Short task:
Wherever the string "выплаты" shows up in a line, count that line. Give the total alone.

-=-=-

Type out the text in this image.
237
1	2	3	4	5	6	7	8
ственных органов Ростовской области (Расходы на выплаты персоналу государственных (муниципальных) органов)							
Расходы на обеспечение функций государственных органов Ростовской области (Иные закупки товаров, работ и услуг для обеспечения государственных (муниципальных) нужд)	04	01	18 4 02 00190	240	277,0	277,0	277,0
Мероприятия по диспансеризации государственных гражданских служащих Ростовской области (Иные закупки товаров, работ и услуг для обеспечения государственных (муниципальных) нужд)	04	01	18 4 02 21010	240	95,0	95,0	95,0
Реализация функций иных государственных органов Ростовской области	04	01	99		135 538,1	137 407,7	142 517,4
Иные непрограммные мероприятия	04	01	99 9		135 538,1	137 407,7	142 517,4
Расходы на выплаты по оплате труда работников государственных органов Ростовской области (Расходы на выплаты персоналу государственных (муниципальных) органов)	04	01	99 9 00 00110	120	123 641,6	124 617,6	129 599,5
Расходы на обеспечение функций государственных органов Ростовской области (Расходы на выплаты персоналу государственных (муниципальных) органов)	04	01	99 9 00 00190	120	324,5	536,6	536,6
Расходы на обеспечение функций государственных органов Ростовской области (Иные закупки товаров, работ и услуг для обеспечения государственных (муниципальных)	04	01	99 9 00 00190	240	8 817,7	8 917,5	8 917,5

-=-=-

Solved problem:
3